◆ What the task asks
In the entries below, identify every line with the string "icon" and copy it.

◆ Supplied material
## Begin
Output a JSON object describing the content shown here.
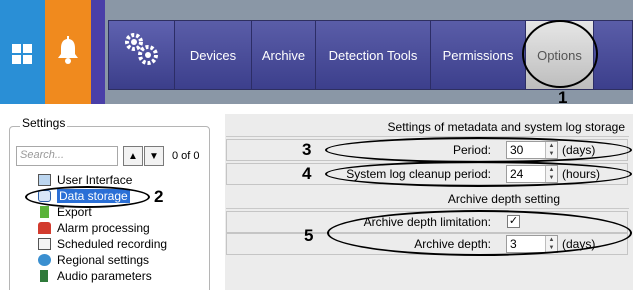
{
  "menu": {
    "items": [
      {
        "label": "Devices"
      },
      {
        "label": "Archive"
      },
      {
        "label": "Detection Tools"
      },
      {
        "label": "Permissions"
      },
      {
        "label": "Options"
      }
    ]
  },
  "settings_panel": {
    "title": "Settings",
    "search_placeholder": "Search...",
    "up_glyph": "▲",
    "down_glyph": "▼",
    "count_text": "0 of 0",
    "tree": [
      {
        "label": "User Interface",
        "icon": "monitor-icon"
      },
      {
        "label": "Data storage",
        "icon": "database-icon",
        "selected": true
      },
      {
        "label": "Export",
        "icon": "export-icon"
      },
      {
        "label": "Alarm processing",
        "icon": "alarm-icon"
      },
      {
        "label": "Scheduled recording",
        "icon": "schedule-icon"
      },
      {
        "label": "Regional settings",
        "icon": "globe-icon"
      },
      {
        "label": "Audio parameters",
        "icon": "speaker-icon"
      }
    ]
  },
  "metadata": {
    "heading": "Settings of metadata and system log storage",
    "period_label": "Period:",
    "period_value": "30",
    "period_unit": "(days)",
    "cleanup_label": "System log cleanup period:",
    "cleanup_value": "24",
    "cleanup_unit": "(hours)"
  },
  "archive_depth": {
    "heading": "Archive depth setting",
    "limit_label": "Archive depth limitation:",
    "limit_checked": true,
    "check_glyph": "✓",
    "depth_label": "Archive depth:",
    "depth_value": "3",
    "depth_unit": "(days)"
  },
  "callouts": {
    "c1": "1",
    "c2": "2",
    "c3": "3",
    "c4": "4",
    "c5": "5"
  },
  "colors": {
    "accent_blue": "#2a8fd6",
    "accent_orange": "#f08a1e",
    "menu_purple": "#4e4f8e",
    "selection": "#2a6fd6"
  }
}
## End
◆ Solution to the problem
        "icon": "monitor-icon"
        "icon": "database-icon",
        "icon": "export-icon"
        "icon": "alarm-icon"
        "icon": "schedule-icon"
        "icon": "globe-icon"
        "icon": "speaker-icon"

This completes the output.